- Opening Delimiter -
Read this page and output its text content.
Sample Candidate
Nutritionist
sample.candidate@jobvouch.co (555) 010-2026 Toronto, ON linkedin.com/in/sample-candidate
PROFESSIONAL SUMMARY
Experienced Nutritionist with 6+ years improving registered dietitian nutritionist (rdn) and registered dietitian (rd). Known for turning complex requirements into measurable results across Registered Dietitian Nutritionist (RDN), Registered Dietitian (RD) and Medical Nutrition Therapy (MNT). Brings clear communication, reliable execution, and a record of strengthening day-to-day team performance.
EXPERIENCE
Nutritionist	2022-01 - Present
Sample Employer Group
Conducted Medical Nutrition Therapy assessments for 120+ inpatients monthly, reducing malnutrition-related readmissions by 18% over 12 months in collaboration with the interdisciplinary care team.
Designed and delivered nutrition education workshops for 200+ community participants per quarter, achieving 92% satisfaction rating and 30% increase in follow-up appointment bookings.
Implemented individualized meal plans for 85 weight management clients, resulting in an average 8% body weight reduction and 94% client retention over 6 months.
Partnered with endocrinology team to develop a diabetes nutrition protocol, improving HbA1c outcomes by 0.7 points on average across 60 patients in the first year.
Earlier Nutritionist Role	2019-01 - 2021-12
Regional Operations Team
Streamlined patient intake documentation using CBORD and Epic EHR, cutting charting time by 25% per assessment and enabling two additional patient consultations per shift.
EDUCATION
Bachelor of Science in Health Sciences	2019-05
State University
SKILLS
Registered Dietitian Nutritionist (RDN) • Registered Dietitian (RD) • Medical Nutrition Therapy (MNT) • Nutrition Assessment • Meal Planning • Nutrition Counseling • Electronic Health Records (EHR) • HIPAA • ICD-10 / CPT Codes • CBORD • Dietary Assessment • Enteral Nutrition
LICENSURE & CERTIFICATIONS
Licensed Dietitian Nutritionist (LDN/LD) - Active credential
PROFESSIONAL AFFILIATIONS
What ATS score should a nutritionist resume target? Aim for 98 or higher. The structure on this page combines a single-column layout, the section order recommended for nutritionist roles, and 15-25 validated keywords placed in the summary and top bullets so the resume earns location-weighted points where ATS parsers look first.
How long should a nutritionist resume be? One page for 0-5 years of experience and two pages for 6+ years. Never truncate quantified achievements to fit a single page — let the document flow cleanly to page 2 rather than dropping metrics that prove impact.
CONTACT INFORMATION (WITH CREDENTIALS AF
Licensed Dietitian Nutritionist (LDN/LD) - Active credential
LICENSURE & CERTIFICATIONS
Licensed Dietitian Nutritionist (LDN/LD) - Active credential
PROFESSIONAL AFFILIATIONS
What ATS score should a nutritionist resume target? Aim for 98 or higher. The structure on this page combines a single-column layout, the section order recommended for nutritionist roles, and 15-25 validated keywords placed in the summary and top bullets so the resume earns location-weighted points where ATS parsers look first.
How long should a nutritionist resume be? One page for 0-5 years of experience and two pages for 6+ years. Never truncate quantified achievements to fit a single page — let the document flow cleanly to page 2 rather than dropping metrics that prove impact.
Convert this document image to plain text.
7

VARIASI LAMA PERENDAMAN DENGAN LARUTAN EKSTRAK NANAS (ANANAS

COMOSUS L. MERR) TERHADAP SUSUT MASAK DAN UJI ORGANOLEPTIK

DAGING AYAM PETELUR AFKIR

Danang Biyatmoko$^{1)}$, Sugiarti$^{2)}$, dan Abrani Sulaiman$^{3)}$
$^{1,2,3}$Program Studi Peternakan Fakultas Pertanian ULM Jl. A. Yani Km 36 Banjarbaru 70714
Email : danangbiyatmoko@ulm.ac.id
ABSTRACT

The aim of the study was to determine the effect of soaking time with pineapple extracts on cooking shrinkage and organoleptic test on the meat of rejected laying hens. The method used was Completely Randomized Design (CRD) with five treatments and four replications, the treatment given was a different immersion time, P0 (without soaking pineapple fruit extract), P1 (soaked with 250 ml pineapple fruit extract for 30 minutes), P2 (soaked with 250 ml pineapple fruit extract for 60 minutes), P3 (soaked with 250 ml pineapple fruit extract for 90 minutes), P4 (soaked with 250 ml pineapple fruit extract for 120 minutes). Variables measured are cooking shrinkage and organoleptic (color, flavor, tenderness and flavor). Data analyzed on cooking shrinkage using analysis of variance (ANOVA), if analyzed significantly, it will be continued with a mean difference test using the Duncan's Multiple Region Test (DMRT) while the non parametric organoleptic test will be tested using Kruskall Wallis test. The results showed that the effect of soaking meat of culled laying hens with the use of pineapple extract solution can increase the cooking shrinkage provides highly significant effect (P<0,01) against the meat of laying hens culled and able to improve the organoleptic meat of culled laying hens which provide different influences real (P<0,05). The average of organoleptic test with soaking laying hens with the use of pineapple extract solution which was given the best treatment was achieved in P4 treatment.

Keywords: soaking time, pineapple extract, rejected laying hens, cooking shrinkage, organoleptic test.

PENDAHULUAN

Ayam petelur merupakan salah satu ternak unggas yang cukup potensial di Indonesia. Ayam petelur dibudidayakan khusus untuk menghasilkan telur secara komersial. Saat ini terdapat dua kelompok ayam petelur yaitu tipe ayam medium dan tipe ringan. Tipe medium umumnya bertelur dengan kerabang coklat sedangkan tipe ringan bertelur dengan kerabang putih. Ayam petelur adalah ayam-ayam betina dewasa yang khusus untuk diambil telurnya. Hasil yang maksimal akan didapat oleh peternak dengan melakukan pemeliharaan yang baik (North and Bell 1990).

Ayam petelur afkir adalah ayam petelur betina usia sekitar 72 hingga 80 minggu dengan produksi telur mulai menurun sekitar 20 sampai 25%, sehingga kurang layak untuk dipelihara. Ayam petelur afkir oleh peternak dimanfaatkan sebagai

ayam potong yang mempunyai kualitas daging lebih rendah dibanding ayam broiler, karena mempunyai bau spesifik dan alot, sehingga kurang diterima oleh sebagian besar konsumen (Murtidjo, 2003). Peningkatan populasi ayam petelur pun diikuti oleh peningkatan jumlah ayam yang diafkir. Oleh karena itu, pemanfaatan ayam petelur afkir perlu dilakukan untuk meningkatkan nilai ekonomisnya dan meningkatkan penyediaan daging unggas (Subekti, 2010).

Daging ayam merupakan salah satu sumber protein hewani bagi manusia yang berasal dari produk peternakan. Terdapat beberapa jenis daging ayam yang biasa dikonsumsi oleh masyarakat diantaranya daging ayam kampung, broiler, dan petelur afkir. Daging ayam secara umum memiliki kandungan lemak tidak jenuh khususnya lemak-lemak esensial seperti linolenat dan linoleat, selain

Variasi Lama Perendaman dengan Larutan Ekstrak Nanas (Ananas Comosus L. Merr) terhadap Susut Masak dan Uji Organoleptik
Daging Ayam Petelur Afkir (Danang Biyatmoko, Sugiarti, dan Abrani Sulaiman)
- Closing Delimiter -
PROBLEM DETAILS:
Copy out each line of the data in which the word "across" appears.

RESULT FOR THIS TASK:
Experienced Nutritionist with 6+ years improving registered dietitian nutritionist (rdn) and registered dietitian (rd). Known for turning complex requirements into measurable results across Registered Dietitian Nutritionist (RDN), Registered Dietitian (RD) and Medical Nutrition Therapy (MNT). Brings clear communication, reliable execution, and a record of strengthening day-to-day team performance.
Partnered with endocrinology team to develop a diabetes nutrition protocol, improving HbA1c outcomes by 0.7 points on average across 60 patients in the first year.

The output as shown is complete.